** Start The data **
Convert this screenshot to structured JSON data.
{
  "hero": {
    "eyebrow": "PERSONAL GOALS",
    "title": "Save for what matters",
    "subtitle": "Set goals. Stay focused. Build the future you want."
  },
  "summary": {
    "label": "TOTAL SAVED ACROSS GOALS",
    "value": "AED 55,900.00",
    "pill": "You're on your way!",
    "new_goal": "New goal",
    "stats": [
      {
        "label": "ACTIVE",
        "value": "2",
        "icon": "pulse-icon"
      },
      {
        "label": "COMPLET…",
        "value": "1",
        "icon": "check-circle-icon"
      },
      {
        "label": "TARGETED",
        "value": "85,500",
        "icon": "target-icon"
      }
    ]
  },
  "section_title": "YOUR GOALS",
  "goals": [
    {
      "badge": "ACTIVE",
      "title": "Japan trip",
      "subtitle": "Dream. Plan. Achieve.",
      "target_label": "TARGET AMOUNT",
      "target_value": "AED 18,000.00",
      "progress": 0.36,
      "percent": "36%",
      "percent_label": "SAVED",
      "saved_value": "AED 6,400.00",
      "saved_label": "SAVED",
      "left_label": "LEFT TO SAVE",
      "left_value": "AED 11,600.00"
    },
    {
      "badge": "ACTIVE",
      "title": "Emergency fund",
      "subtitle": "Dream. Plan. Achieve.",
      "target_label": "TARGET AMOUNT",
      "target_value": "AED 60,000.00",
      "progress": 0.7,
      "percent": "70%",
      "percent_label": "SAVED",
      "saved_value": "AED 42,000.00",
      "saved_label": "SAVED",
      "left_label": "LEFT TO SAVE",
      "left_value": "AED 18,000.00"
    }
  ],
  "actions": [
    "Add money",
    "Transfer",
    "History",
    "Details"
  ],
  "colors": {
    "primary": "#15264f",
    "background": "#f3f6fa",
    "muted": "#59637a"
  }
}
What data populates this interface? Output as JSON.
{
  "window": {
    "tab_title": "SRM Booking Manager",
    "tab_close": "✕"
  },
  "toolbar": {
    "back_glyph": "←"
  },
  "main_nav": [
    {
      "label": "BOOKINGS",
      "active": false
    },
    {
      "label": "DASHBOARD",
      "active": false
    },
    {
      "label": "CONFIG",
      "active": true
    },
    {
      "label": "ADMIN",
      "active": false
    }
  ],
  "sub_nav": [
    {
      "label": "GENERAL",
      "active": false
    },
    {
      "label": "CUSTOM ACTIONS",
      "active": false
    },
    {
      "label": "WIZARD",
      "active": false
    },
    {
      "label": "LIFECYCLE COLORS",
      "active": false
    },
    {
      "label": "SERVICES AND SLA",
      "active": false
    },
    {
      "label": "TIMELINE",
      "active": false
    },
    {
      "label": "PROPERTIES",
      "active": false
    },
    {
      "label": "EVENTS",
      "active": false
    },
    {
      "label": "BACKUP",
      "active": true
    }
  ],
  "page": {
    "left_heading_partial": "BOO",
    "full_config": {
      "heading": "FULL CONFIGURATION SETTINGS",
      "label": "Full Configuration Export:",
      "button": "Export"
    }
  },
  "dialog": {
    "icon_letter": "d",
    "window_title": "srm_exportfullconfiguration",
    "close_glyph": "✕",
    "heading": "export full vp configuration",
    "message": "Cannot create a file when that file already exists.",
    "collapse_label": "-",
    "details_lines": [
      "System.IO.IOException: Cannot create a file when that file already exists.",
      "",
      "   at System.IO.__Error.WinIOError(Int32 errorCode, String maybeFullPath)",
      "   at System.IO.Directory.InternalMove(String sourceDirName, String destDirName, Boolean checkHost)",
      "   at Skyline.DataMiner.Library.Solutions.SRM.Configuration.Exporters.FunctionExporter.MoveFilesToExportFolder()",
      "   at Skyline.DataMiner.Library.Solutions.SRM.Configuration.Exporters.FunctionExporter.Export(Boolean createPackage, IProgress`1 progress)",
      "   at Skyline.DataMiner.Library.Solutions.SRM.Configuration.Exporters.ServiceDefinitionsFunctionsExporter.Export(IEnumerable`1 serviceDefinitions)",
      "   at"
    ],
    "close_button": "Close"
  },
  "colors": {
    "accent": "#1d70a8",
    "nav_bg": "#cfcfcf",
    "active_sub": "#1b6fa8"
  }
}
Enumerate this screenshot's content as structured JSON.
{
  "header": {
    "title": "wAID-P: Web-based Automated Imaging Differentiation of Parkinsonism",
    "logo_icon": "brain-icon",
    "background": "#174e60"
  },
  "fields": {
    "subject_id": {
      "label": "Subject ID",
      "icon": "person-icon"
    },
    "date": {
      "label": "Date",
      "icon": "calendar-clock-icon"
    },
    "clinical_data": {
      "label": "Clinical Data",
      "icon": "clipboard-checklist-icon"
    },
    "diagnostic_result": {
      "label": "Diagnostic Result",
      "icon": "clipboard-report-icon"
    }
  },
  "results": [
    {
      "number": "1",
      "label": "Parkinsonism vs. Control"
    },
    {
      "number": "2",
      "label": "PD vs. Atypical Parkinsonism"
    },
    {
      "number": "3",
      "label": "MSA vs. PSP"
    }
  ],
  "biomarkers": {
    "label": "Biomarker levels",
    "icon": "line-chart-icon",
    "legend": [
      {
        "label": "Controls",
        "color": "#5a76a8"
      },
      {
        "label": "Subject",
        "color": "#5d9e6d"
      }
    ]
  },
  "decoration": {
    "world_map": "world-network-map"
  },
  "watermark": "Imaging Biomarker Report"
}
** End The data **
Each line of the listing should be copied exactly.

Convert this screenshot to structured JSON data.
{
  "hero": {
    "eyebrow": "PERSONAL GOALS",
    "title": "Save for what matters",
    "subtitle": "Set goals. Stay focused. Build the future you want."
  },
  "summary": {
    "label": "TOTAL SAVED ACROSS GOALS",
    "value": "AED 55,900.00",
    "pill": "You're on your way!",
    "new_goal": "New goal",
    "stats": [
      {
        "label": "ACTIVE",
        "value": "2",
        "icon": "pulse-icon"
      },
      {
        "label": "COMPLET…",
        "value": "1",
        "icon": "check-circle-icon"
      },
      {
        "label": "TARGETED",
        "value": "85,500",
        "icon": "target-icon"
      }
    ]
  },
  "section_title": "YOUR GOALS",
  "goals": [
    {
      "badge": "ACTIVE",
      "title": "Japan trip",
      "subtitle": "Dream. Plan. Achieve.",
      "target_label": "TARGET AMOUNT",
      "target_value": "AED 18,000.00",
      "progress": 0.36,
      "percent": "36%",
      "percent_label": "SAVED",
      "saved_value": "AED 6,400.00",
      "saved_label": "SAVED",
      "left_label": "LEFT TO SAVE",
      "left_value": "AED 11,600.00"
    },
    {
      "badge": "ACTIVE",
      "title": "Emergency fund",
      "subtitle": "Dream. Plan. Achieve.",
      "target_label": "TARGET AMOUNT",
      "target_value": "AED 60,000.00",
      "progress": 0.7,
      "percent": "70%",
      "percent_label": "SAVED",
      "saved_value": "AED 42,000.00",
      "saved_label": "SAVED",
      "left_label": "LEFT TO SAVE",
      "left_value": "AED 18,000.00"
    }
  ],
  "actions": [
    "Add money",
    "Transfer",
    "History",
    "Details"
  ],
  "colors": {
    "primary": "#15264f",
    "background": "#f3f6fa",
    "muted": "#59637a"
  }
}
What data populates this interface? Output as JSON.
{
  "window": {
    "tab_title": "SRM Booking Manager",
    "tab_close": "✕"
  },
  "toolbar": {
    "back_glyph": "←"
  },
  "main_nav": [
    {
      "label": "BOOKINGS",
      "active": false
    },
    {
      "label": "DASHBOARD",
      "active": false
    },
    {
      "label": "CONFIG",
      "active": true
    },
    {
      "label": "ADMIN",
      "active": false
    }
  ],
  "sub_nav": [
    {
      "label": "GENERAL",
      "active": false
    },
    {
      "label": "CUSTOM ACTIONS",
      "active": false
    },
    {
      "label": "WIZARD",
      "active": false
    },
    {
      "label": "LIFECYCLE COLORS",
      "active": false
    },
    {
      "label": "SERVICES AND SLA",
      "active": false
    },
    {
      "label": "TIMELINE",
      "active": false
    },
    {
      "label": "PROPERTIES",
      "active": false
    },
    {
      "label": "EVENTS",
      "active": false
    },
    {
      "label": "BACKUP",
      "active": true
    }
  ],
  "page": {
    "left_heading_partial": "BOO",
    "full_config": {
      "heading": "FULL CONFIGURATION SETTINGS",
      "label": "Full Configuration Export:",
      "button": "Export"
    }
  },
  "dialog": {
    "icon_letter": "d",
    "window_title": "srm_exportfullconfiguration",
    "close_glyph": "✕",
    "heading": "export full vp configuration",
    "message": "Cannot create a file when that file already exists.",
    "collapse_label": "-",
    "details_lines": [
      "System.IO.IOException: Cannot create a file when that file already exists.",
      "",
      "   at System.IO.__Error.WinIOError(Int32 errorCode, String maybeFullPath)",
      "   at System.IO.Directory.InternalMove(String sourceDirName, String destDirName, Boolean checkHost)",
      "   at Skyline.DataMiner.Library.Solutions.SRM.Configuration.Exporters.FunctionExporter.MoveFilesToExportFolder()",
      "   at Skyline.DataMiner.Library.Solutions.SRM.Configuration.Exporters.FunctionExporter.Export(Boolean createPackage, IProgress`1 progress)",
      "   at Skyline.DataMiner.Library.Solutions.SRM.Configuration.Exporters.ServiceDefinitionsFunctionsExporter.Export(IEnumerable`1 serviceDefinitions)",
      "   at"
    ],
    "close_button": "Close"
  },
  "colors": {
    "accent": "#1d70a8",
    "nav_bg": "#cfcfcf",
    "active_sub": "#1b6fa8"
  }
}
Enumerate this screenshot's content as structured JSON.
{
  "header": {
    "title": "wAID-P: Web-based Automated Imaging Differentiation of Parkinsonism",
    "logo_icon": "brain-icon",
    "background": "#174e60"
  },
  "fields": {
    "subject_id": {
      "label": "Subject ID",
      "icon": "person-icon"
    },
    "date": {
      "label": "Date",
      "icon": "calendar-clock-icon"
    },
    "clinical_data": {
      "label": "Clinical Data",
      "icon": "clipboard-checklist-icon"
    },
    "diagnostic_result": {
      "label": "Diagnostic Result",
      "icon": "clipboard-report-icon"
    }
  },
  "results": [
    {
      "number": "1",
      "label": "Parkinsonism vs. Control"
    },
    {
      "number": "2",
      "label": "PD vs. Atypical Parkinsonism"
    },
    {
      "number": "3",
      "label": "MSA vs. PSP"
    }
  ],
  "biomarkers": {
    "label": "Biomarker levels",
    "icon": "line-chart-icon",
    "legend": [
      {
        "label": "Controls",
        "color": "#5a76a8"
      },
      {
        "label": "Subject",
        "color": "#5d9e6d"
      }
    ]
  },
  "decoration": {
    "world_map": "world-network-map"
  },
  "watermark": "Imaging Biomarker Report"
}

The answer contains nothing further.